▶ **REQUEST**
Please quote every line word for word.

Dataset rows about figures:
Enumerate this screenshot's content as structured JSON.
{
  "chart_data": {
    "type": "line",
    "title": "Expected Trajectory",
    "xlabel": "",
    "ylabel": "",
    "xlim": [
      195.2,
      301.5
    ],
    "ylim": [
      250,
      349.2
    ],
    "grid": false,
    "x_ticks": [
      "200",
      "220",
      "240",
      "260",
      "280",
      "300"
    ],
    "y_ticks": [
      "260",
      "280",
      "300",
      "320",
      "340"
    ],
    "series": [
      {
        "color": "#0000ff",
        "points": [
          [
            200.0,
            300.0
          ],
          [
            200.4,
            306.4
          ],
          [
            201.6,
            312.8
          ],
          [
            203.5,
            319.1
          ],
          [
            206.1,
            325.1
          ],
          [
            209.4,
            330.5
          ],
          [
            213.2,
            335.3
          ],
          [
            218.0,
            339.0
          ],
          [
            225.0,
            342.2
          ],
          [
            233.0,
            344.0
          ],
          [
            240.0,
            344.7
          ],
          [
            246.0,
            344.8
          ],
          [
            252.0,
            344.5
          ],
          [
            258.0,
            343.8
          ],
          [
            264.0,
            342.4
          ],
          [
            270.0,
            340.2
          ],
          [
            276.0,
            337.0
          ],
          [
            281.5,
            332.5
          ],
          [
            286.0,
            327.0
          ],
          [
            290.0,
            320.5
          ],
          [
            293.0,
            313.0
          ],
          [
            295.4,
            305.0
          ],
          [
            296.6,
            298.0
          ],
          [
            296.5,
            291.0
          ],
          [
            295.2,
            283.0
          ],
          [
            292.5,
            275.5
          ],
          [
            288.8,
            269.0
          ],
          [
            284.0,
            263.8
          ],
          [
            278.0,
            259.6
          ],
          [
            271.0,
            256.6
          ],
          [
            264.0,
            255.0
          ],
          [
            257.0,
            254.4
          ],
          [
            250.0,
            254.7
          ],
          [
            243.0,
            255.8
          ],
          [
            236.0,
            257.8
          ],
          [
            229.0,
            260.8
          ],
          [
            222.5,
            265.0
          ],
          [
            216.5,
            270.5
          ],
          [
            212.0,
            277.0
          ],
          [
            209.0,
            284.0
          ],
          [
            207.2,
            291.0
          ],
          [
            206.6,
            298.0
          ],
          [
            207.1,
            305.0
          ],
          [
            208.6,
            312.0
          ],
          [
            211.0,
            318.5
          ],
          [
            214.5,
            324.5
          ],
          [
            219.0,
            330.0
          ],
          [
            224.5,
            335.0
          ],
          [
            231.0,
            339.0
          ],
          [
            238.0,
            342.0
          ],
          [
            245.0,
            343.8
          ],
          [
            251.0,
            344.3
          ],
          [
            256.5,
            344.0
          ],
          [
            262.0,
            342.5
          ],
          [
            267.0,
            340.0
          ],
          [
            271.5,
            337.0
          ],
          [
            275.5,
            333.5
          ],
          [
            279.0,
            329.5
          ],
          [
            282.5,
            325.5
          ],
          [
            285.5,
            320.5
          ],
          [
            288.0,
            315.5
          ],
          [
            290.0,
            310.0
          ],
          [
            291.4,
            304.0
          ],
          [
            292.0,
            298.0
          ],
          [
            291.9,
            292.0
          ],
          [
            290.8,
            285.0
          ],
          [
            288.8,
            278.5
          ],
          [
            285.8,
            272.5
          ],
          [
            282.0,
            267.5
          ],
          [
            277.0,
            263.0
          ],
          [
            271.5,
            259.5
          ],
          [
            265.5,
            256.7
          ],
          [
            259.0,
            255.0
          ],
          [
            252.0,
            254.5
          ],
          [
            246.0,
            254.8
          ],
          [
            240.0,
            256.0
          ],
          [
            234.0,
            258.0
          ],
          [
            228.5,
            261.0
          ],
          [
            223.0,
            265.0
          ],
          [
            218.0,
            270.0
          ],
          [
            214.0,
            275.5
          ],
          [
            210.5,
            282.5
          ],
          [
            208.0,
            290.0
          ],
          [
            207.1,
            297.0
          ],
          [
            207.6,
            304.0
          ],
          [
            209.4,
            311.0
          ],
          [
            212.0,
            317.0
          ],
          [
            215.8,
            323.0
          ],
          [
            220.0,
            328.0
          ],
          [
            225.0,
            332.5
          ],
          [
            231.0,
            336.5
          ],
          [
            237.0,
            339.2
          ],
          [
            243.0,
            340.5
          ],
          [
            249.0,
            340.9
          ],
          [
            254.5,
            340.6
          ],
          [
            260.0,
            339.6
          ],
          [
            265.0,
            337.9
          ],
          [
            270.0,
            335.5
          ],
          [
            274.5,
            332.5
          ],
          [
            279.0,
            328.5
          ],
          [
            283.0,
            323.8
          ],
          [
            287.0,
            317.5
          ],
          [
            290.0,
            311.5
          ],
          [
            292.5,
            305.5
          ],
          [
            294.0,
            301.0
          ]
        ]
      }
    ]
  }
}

▶ **TASK SOLUTION**
Enumerate this screenshot's content as structured JSON.
{
  "chart_data": {
    "type": "line",
    "title": "Expected Trajectory",
    "xlabel": "",
    "ylabel": "",
    "xlim": [
      195.2,
      301.5
    ],
    "ylim": [
      250,
      349.2
    ],
    "grid": false,
    "x_ticks": [
      "200",
      "220",
      "240",
      "260",
      "280",
      "300"
    ],
    "y_ticks": [
      "260",
      "280",
      "300",
      "320",
      "340"
    ],
    "series": [
      {
        "color": "#0000ff",
        "points": [
          [
            200.0,
            300.0
          ],
          [
            200.4,
            306.4
          ],
          [
            201.6,
            312.8
          ],
          [
            203.5,
            319.1
          ],
          [
            206.1,
            325.1
          ],
          [
            209.4,
            330.5
          ],
          [
            213.2,
            335.3
          ],
          [
            218.0,
            339.0
          ],
          [
            225.0,
            342.2
          ],
          [
            233.0,
            344.0
          ],
          [
            240.0,
            344.7
          ],
          [
            246.0,
            344.8
          ],
          [
            252.0,
            344.5
          ],
          [
            258.0,
            343.8
          ],
          [
            264.0,
            342.4
          ],
          [
            270.0,
            340.2
          ],
          [
            276.0,
            337.0
          ],
          [
            281.5,
            332.5
          ],
          [
            286.0,
            327.0
          ],
          [
            290.0,
            320.5
          ],
          [
            293.0,
            313.0
          ],
          [
            295.4,
            305.0
          ],
          [
            296.6,
            298.0
          ],
          [
            296.5,
            291.0
          ],
          [
            295.2,
            283.0
          ],
          [
            292.5,
            275.5
          ],
          [
            288.8,
            269.0
          ],
          [
            284.0,
            263.8
          ],
          [
            278.0,
            259.6
          ],
          [
            271.0,
            256.6
          ],
          [
            264.0,
            255.0
          ],
          [
            257.0,
            254.4
          ],
          [
            250.0,
            254.7
          ],
          [
            243.0,
            255.8
          ],
          [
            236.0,
            257.8
          ],
          [
            229.0,
            260.8
          ],
          [
            222.5,
            265.0
          ],
          [
            216.5,
            270.5
          ],
          [
            212.0,
            277.0
          ],
          [
            209.0,
            284.0
          ],
          [
            207.2,
            291.0
          ],
          [
            206.6,
            298.0
          ],
          [
            207.1,
            305.0
          ],
          [
            208.6,
            312.0
          ],
          [
            211.0,
            318.5
          ],
          [
            214.5,
            324.5
          ],
          [
            219.0,
            330.0
          ],
          [
            224.5,
            335.0
          ],
          [
            231.0,
            339.0
          ],
          [
            238.0,
            342.0
          ],
          [
            245.0,
            343.8
          ],
          [
            251.0,
            344.3
          ],
          [
            256.5,
            344.0
          ],
          [
            262.0,
            342.5
          ],
          [
            267.0,
            340.0
          ],
          [
            271.5,
            337.0
          ],
          [
            275.5,
            333.5
          ],
          [
            279.0,
            329.5
          ],
          [
            282.5,
            325.5
          ],
          [
            285.5,
            320.5
          ],
          [
            288.0,
            315.5
          ],
          [
            290.0,
            310.0
          ],
          [
            291.4,
            304.0
          ],
          [
            292.0,
            298.0
          ],
          [
            291.9,
            292.0
          ],
          [
            290.8,
            285.0
          ],
          [
            288.8,
            278.5
          ],
          [
            285.8,
            272.5
          ],
          [
            282.0,
            267.5
          ],
          [
            277.0,
            263.0
          ],
          [
            271.5,
            259.5
          ],
          [
            265.5,
            256.7
          ],
          [
            259.0,
            255.0
          ],
          [
            252.0,
            254.5
          ],
          [
            246.0,
            254.8
          ],
          [
            240.0,
            256.0
          ],
          [
            234.0,
            258.0
          ],
          [
            228.5,
            261.0
          ],
          [
            223.0,
            265.0
          ],
          [
            218.0,
            270.0
          ],
          [
            214.0,
            275.5
          ],
          [
            210.5,
            282.5
          ],
          [
            208.0,
            290.0
          ],
          [
            207.1,
            297.0
          ],
          [
            207.6,
            304.0
          ],
          [
            209.4,
            311.0
          ],
          [
            212.0,
            317.0
          ],
          [
            215.8,
            323.0
          ],
          [
            220.0,
            328.0
          ],
          [
            225.0,
            332.5
          ],
          [
            231.0,
            336.5
          ],
          [
            237.0,
            339.2
          ],
          [
            243.0,
            340.5
          ],
          [
            249.0,
            340.9
          ],
          [
            254.5,
            340.6
          ],
          [
            260.0,
            339.6
          ],
          [
            265.0,
            337.9
          ],
          [
            270.0,
            335.5
          ],
          [
            274.5,
            332.5
          ],
          [
            279.0,
            328.5
          ],
          [
            283.0,
            323.8
          ],
          [
            287.0,
            317.5
          ],
          [
            290.0,
            311.5
          ],
          [
            292.5,
            305.5
          ],
          [
            294.0,
            301.0
          ]
        ]
      }
    ]
  }
}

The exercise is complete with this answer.